Exercise prompt => Count every line of the listing where the string "this" occurs, and reply with the count alone.

The records =>
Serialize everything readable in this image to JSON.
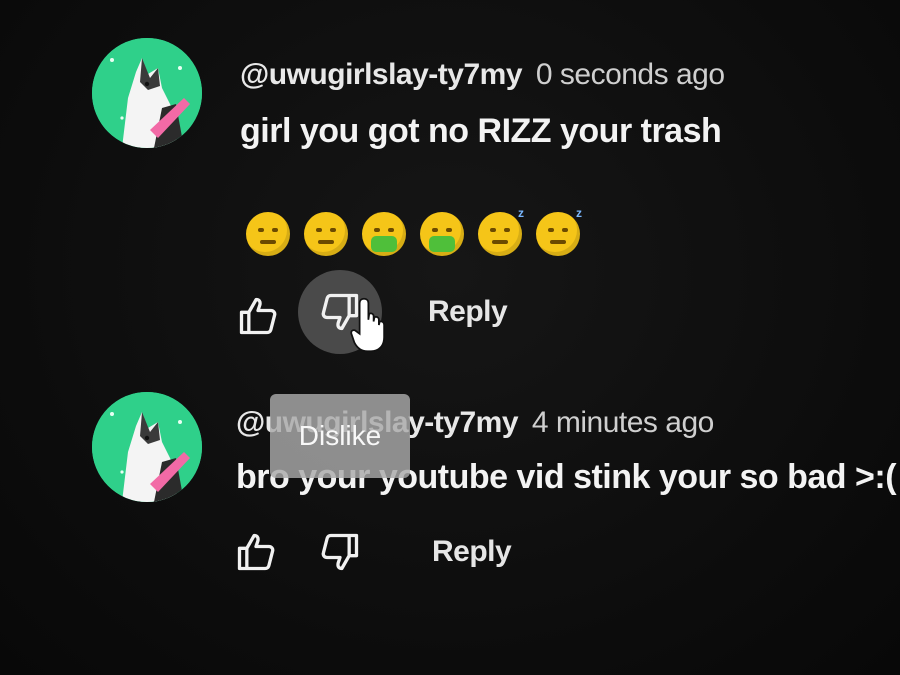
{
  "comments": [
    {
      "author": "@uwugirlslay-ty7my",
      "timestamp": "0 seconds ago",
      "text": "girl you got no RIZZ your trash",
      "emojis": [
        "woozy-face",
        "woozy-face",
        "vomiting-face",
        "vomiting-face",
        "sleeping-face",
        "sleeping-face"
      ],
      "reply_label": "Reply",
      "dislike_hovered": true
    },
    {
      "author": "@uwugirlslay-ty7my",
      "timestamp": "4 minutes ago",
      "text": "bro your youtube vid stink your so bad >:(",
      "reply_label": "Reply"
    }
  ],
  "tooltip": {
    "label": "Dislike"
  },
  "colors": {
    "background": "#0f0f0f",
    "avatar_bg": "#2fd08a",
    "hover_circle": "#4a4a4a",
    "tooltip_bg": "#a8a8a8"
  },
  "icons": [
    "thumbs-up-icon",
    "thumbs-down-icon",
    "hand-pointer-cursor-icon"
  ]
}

---

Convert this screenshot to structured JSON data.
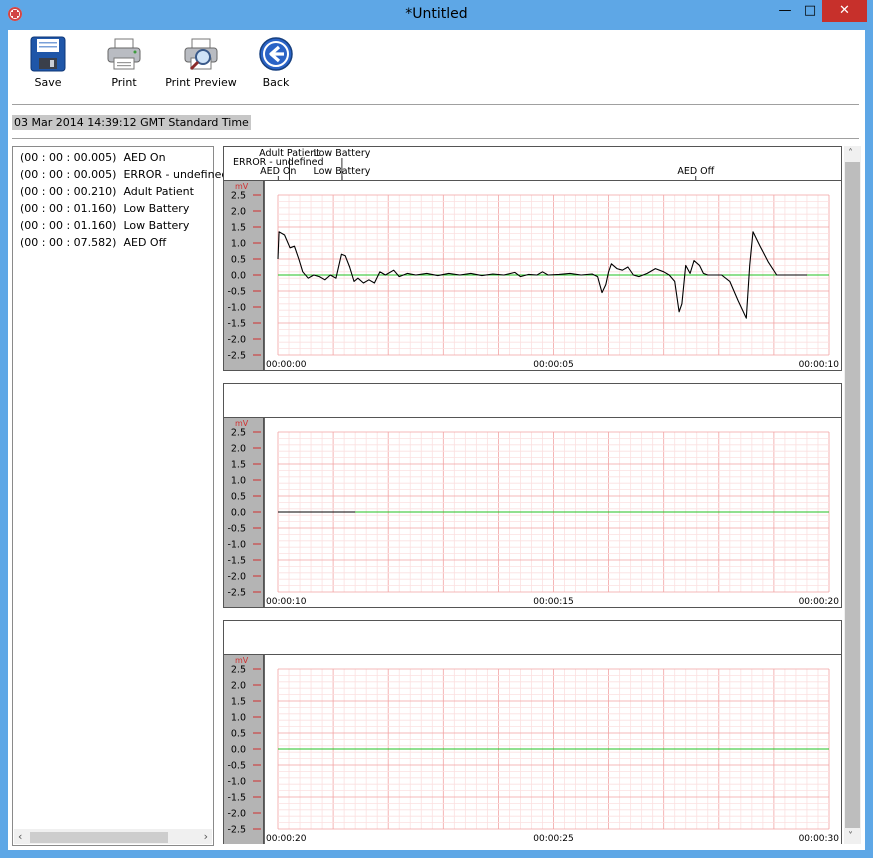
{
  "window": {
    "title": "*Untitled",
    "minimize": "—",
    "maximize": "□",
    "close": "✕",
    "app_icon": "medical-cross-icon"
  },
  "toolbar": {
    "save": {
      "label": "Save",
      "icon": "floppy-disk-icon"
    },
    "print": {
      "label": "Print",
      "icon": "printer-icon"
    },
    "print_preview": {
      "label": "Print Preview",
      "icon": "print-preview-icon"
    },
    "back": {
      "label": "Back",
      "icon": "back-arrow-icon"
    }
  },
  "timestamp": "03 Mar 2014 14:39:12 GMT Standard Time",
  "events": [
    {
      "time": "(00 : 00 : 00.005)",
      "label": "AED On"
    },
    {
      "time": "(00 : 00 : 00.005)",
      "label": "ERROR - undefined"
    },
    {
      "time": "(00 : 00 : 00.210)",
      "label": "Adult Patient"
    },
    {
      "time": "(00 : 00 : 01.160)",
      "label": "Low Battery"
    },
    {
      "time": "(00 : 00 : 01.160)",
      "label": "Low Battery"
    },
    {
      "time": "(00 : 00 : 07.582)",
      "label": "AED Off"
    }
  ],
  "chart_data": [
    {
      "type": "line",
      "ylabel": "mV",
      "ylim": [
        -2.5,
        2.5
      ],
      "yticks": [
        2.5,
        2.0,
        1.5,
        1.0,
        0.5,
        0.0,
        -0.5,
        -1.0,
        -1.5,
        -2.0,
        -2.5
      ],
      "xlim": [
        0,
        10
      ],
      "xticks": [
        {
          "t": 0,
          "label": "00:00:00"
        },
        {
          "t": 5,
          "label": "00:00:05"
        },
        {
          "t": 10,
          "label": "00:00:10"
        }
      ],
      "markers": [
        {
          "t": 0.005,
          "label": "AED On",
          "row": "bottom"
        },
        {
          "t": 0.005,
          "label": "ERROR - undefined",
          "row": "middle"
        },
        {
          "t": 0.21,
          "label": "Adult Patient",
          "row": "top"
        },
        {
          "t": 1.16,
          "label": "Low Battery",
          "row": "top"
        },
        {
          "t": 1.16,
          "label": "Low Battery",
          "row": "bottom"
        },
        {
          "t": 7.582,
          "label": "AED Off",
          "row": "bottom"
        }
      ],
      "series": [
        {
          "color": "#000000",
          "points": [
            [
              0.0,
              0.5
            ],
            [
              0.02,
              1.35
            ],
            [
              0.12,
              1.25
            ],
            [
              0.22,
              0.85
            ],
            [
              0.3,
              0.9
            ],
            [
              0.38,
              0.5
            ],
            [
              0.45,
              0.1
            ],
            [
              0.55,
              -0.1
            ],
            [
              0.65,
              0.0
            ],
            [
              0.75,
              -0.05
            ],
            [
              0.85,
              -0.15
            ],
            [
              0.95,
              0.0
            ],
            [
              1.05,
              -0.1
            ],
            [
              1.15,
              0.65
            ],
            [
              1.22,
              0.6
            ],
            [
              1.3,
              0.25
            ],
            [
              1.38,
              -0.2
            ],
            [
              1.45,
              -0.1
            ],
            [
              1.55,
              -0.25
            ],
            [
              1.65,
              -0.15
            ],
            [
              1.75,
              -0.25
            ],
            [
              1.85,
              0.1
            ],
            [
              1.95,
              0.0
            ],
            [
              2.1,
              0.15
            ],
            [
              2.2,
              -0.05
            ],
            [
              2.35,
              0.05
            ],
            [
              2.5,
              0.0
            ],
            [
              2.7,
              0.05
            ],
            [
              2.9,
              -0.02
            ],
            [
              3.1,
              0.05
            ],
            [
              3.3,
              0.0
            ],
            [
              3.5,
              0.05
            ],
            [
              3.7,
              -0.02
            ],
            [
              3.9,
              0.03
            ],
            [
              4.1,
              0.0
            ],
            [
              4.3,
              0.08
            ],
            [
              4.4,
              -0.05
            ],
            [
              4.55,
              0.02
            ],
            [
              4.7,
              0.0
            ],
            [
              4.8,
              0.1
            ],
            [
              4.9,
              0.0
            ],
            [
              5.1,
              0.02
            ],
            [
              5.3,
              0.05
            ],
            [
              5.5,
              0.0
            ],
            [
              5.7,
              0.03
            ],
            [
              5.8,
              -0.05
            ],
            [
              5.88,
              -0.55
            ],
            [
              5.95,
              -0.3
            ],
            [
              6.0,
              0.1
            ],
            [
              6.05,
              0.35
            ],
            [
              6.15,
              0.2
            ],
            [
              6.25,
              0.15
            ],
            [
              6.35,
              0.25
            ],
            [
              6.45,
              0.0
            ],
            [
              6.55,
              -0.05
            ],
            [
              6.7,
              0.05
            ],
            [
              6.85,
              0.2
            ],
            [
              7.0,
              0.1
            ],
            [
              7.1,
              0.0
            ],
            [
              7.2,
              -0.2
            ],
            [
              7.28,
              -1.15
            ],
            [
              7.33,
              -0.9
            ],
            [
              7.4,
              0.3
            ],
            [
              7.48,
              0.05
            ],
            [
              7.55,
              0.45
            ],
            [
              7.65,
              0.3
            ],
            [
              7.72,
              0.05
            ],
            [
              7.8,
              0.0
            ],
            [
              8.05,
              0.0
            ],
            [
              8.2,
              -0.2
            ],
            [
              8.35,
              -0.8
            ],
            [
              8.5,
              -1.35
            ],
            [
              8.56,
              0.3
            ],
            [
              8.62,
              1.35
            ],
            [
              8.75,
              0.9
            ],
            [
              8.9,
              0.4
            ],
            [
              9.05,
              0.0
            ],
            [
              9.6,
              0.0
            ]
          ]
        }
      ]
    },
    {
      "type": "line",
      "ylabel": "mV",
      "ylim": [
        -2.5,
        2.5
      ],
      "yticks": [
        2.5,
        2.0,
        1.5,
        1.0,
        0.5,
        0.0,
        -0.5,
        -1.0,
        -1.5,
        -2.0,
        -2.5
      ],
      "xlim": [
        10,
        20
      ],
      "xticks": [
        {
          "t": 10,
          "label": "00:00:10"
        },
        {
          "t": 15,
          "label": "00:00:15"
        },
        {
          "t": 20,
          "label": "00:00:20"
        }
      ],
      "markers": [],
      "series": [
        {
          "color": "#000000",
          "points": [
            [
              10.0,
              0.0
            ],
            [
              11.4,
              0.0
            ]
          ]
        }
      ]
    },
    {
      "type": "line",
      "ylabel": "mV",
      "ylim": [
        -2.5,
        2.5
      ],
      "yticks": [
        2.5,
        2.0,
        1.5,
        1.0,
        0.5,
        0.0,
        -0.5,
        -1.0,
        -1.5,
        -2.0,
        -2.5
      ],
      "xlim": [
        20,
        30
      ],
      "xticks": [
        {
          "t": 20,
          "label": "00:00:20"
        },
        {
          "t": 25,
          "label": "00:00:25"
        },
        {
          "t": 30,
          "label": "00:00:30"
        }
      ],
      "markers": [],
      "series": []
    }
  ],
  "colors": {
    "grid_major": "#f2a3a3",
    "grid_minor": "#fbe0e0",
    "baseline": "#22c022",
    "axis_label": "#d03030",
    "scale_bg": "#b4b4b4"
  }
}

---

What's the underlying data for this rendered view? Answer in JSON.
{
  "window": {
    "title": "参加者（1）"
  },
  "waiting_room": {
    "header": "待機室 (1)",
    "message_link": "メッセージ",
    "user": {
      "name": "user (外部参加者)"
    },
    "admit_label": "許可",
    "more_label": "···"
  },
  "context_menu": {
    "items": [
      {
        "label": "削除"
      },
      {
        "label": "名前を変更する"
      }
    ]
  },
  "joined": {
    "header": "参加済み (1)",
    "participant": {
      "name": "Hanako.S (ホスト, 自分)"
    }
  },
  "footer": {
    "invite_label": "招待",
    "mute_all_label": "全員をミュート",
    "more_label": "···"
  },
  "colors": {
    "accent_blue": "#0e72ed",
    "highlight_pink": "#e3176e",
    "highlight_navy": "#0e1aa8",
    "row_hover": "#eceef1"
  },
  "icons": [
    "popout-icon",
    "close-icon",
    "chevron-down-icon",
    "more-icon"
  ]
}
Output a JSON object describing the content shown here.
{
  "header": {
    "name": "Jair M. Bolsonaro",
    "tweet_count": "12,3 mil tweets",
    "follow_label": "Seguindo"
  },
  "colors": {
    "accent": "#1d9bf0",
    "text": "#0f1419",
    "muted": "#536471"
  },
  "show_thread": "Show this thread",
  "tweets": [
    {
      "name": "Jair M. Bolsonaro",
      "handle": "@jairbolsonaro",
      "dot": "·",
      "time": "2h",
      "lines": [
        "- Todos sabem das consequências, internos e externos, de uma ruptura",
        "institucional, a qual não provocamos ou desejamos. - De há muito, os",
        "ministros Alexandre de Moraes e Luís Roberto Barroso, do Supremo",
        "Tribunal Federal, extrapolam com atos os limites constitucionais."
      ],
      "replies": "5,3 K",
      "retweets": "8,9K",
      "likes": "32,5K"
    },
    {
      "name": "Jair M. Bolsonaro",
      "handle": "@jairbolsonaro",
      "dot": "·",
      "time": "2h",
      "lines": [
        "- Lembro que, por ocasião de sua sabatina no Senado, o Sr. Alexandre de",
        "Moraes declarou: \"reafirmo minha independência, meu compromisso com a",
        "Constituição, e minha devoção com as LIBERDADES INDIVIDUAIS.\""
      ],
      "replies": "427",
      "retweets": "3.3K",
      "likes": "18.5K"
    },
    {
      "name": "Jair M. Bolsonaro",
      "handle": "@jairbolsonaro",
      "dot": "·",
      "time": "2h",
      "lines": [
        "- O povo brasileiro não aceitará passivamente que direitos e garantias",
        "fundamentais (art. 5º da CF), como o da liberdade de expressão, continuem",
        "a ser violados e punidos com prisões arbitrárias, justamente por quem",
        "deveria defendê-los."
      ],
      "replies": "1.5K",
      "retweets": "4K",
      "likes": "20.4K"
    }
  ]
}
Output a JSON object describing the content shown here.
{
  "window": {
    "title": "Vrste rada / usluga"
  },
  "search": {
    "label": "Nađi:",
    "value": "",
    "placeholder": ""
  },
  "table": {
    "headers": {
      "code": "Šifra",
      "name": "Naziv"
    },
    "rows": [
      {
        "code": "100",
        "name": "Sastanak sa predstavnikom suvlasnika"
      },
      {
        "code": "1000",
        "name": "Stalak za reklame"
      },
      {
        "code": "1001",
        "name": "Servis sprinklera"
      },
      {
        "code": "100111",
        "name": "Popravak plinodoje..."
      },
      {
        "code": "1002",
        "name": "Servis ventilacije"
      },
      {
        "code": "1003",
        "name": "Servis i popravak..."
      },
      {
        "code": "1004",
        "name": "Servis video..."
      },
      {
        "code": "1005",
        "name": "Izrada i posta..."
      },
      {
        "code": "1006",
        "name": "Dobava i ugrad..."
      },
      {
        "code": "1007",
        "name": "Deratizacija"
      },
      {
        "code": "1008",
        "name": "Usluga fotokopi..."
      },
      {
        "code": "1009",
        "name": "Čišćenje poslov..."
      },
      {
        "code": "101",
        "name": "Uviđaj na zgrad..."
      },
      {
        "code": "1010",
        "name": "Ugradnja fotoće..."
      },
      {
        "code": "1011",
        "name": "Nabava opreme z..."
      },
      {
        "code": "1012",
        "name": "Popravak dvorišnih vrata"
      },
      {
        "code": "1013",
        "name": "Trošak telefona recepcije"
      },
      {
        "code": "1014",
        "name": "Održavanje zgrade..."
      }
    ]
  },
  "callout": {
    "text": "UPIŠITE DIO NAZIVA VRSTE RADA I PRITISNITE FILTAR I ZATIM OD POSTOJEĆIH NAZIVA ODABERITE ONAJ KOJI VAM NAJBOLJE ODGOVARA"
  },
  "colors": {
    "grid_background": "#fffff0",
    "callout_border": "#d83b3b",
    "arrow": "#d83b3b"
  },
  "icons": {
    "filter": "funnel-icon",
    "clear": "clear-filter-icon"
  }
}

The response => 4